Task
Comb through the entries for "按客户展示" and pull out each line that holds it.

Extracted data entries
::::::
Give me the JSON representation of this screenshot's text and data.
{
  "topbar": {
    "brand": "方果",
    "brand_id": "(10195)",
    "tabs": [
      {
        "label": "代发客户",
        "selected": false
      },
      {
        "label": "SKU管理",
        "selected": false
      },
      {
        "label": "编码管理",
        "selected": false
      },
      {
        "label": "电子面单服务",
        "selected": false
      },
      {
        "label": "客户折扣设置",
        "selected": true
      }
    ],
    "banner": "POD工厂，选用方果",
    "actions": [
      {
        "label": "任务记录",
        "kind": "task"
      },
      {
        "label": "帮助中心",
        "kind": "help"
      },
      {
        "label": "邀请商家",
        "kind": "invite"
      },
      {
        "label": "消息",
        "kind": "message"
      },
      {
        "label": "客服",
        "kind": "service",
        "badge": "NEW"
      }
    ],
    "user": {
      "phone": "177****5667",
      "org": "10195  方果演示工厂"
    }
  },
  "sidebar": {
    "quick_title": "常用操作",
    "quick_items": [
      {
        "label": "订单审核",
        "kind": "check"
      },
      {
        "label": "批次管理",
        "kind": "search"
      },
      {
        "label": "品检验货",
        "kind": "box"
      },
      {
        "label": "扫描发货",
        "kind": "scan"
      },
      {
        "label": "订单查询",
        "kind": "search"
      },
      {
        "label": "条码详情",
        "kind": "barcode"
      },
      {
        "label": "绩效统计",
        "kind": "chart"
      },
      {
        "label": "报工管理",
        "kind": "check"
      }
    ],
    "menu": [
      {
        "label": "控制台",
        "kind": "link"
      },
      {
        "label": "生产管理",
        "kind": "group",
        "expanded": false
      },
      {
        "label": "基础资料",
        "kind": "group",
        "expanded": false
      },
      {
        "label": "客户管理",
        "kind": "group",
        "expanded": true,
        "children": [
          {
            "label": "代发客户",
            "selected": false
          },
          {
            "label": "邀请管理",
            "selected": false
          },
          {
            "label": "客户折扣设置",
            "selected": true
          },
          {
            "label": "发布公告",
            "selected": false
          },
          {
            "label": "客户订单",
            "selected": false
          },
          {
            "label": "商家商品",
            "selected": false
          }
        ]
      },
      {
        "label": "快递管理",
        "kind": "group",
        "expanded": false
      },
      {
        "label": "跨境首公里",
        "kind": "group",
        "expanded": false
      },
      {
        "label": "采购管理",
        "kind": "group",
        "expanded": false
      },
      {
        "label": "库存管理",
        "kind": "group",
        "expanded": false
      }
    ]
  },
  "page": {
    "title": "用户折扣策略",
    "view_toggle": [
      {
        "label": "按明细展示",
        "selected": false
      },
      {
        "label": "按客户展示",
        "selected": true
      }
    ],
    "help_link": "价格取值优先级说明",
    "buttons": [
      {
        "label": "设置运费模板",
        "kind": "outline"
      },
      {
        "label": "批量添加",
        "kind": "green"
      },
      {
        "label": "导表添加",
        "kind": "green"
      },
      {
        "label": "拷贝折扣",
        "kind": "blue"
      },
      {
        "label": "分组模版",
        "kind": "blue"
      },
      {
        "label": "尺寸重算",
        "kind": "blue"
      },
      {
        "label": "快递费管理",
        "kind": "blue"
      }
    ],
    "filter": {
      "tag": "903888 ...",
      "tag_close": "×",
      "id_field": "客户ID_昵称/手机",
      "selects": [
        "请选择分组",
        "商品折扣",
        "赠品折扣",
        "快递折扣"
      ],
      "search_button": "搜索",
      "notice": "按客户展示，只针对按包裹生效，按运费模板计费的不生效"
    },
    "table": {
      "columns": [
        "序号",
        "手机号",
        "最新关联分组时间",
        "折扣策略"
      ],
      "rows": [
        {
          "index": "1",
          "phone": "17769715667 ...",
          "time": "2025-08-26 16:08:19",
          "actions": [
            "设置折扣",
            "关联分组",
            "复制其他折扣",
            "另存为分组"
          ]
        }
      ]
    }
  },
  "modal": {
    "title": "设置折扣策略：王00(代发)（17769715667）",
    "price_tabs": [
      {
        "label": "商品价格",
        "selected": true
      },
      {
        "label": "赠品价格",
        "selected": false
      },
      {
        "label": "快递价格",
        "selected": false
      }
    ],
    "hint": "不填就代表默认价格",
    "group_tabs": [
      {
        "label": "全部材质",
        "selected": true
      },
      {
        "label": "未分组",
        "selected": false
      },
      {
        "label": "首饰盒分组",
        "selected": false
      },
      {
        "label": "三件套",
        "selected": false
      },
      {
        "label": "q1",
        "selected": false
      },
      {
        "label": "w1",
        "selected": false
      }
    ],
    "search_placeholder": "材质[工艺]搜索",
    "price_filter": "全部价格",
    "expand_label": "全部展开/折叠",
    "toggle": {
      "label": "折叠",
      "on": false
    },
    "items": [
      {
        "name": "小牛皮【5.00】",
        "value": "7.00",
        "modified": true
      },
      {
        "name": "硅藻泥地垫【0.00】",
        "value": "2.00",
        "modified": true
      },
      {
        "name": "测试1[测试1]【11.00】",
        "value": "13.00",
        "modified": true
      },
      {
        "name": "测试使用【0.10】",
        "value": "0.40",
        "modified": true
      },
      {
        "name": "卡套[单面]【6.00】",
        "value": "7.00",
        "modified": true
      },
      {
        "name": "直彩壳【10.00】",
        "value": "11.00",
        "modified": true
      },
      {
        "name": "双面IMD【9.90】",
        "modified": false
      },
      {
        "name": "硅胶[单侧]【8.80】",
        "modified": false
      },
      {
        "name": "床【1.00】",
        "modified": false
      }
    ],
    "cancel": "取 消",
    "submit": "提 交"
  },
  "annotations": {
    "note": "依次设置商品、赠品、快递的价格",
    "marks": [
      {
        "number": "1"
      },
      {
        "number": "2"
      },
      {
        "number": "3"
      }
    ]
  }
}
::::::
Solution to the problem
        "label": "按客户展示",
      "notice": "按客户展示，只针对按包裹生效，按运费模板计费的不生效"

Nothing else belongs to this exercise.